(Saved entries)
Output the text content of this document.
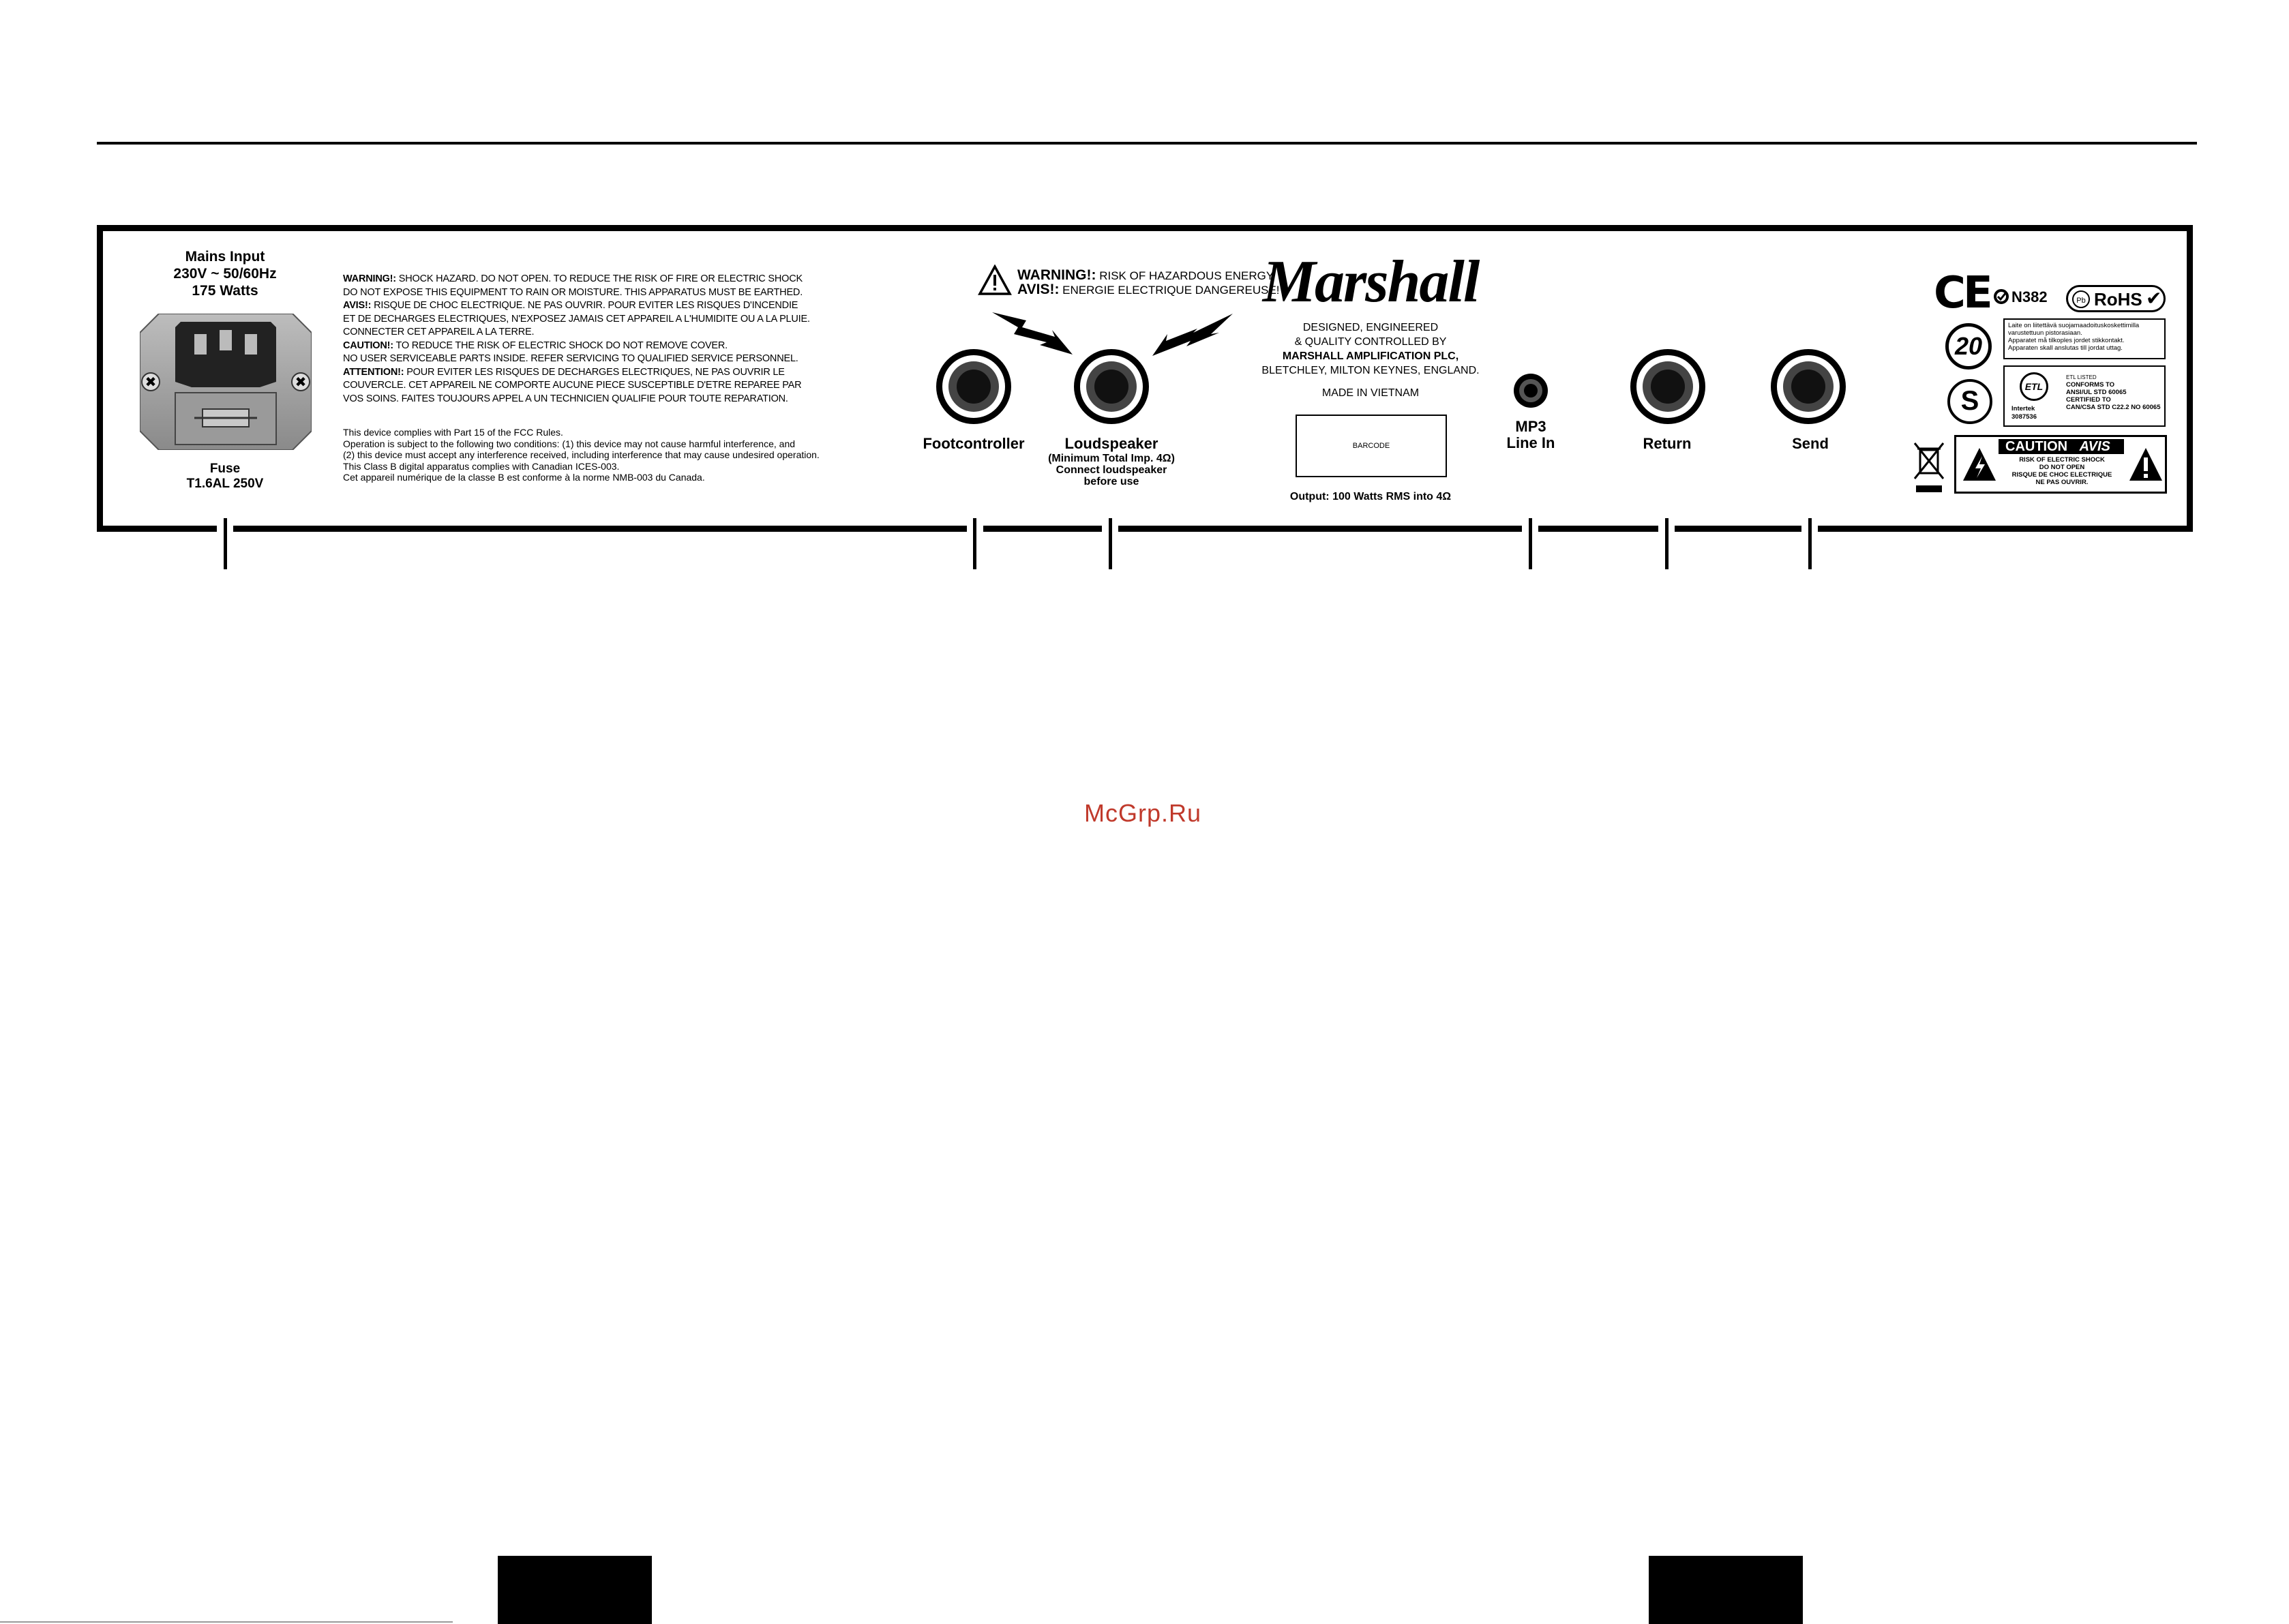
Mains Input
230V ~ 50/60Hz
175 Watts
✖	✖
Fuse
T1.6AL 250V
WARNING!: SHOCK HAZARD. DO NOT OPEN. TO REDUCE THE RISK OF FIRE OR ELECTRIC SHOCK
DO NOT EXPOSE THIS EQUIPMENT TO RAIN OR MOISTURE. THIS APPARATUS MUST BE EARTHED.
AVIS!: RISQUE DE CHOC ELECTRIQUE. NE PAS OUVRIR. POUR EVITER LES RISQUES D'INCENDIE
ET DE DECHARGES ELECTRIQUES, N'EXPOSEZ JAMAIS CET APPAREIL A L'HUMIDITE OU A LA PLUIE.
CONNECTER CET APPAREIL A LA TERRE.
CAUTION!: TO REDUCE THE RISK OF ELECTRIC SHOCK DO NOT REMOVE COVER.
NO USER SERVICEABLE PARTS INSIDE. REFER SERVICING TO QUALIFIED SERVICE PERSONNEL.
ATTENTION!: POUR EVITER LES RISQUES DE DECHARGES ELECTRIQUES, NE PAS OUVRIR LE
COUVERCLE. CET APPAREIL NE COMPORTE AUCUNE PIECE SUSCEPTIBLE D'ETRE REPAREE PAR
VOS SOINS. FAITES TOUJOURS APPEL A UN TECHNICIEN QUALIFIE POUR TOUTE REPARATION.
This device complies with Part 15 of the FCC Rules.
Operation is subject to the following two conditions: (1) this device may not cause harmful interference, and
(2) this device must accept any interference received, including interference that may cause undesired operation.
This Class B digital apparatus complies with Canadian ICES-003.
Cet appareil numérique de la classe B est conforme à la norme NMB-003 du Canada.
WARNING!: RISK OF HAZARDOUS ENERGY
AVIS!: ENERGIE ELECTRIQUE DANGEREUSE!
Footcontroller	Loudspeaker
(Minimum Total Imp. 4Ω)
Connect loudspeaker
before use
Marshall
DESIGNED, ENGINEERED
& QUALITY CONTROLLED BY
MARSHALL AMPLIFICATION PLC,
BLETCHLEY, MILTON KEYNES, ENGLAND.
MADE IN VIETNAM
BARCODE
Output: 100 Watts RMS into 4Ω
MP3
Line In	Return	Send
CE N382	Pb RoHS ✔
20
Laite on liitettävä suojamaadoituskoskettimilla
varustettuun pistorasiaan.
Apparatet må tilkoples jordet stikkontakt.
Apparaten skall anslutas till jordat uttag.
S	ETL
Intertek
3087536
ETL LISTED
CONFORMS TO
ANSI/UL STD 60065
CERTIFIED TO
CAN/CSA STD C22.2 NO 60065
CAUTION AVIS
RISK OF ELECTRIC SHOCK
DO NOT OPEN
RISQUE DE CHOC ELECTRIQUE
NE PAS OUVRIR.
McGrp.Ru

* TASK GOAL
Restate the records word for word, omitting images.

* ANSWER TO THE TASK
Output the text content of this document.
Mains Input
230V ~ 50/60Hz
175 Watts
✖	✖
Fuse
T1.6AL 250V
WARNING!: SHOCK HAZARD. DO NOT OPEN. TO REDUCE THE RISK OF FIRE OR ELECTRIC SHOCK
DO NOT EXPOSE THIS EQUIPMENT TO RAIN OR MOISTURE. THIS APPARATUS MUST BE EARTHED.
AVIS!: RISQUE DE CHOC ELECTRIQUE. NE PAS OUVRIR. POUR EVITER LES RISQUES D'INCENDIE
ET DE DECHARGES ELECTRIQUES, N'EXPOSEZ JAMAIS CET APPAREIL A L'HUMIDITE OU A LA PLUIE.
CONNECTER CET APPAREIL A LA TERRE.
CAUTION!: TO REDUCE THE RISK OF ELECTRIC SHOCK DO NOT REMOVE COVER.
NO USER SERVICEABLE PARTS INSIDE. REFER SERVICING TO QUALIFIED SERVICE PERSONNEL.
ATTENTION!: POUR EVITER LES RISQUES DE DECHARGES ELECTRIQUES, NE PAS OUVRIR LE
COUVERCLE. CET APPAREIL NE COMPORTE AUCUNE PIECE SUSCEPTIBLE D'ETRE REPAREE PAR
VOS SOINS. FAITES TOUJOURS APPEL A UN TECHNICIEN QUALIFIE POUR TOUTE REPARATION.
This device complies with Part 15 of the FCC Rules.
Operation is subject to the following two conditions: (1) this device may not cause harmful interference, and
(2) this device must accept any interference received, including interference that may cause undesired operation.
This Class B digital apparatus complies with Canadian ICES-003.
Cet appareil numérique de la classe B est conforme à la norme NMB-003 du Canada.
WARNING!: RISK OF HAZARDOUS ENERGY
AVIS!: ENERGIE ELECTRIQUE DANGEREUSE!
Footcontroller	Loudspeaker
(Minimum Total Imp. 4Ω)
Connect loudspeaker
before use
Marshall
DESIGNED, ENGINEERED
& QUALITY CONTROLLED BY
MARSHALL AMPLIFICATION PLC,
BLETCHLEY, MILTON KEYNES, ENGLAND.
MADE IN VIETNAM
BARCODE
Output: 100 Watts RMS into 4Ω
MP3
Line In	Return	Send
CE N382	Pb RoHS ✔
20
Laite on liitettävä suojamaadoituskoskettimilla
varustettuun pistorasiaan.
Apparatet må tilkoples jordet stikkontakt.
Apparaten skall anslutas till jordat uttag.
S	ETL
Intertek
3087536
ETL LISTED
CONFORMS TO
ANSI/UL STD 60065
CERTIFIED TO
CAN/CSA STD C22.2 NO 60065
CAUTION AVIS
RISK OF ELECTRIC SHOCK
DO NOT OPEN
RISQUE DE CHOC ELECTRIQUE
NE PAS OUVRIR.
McGrp.Ru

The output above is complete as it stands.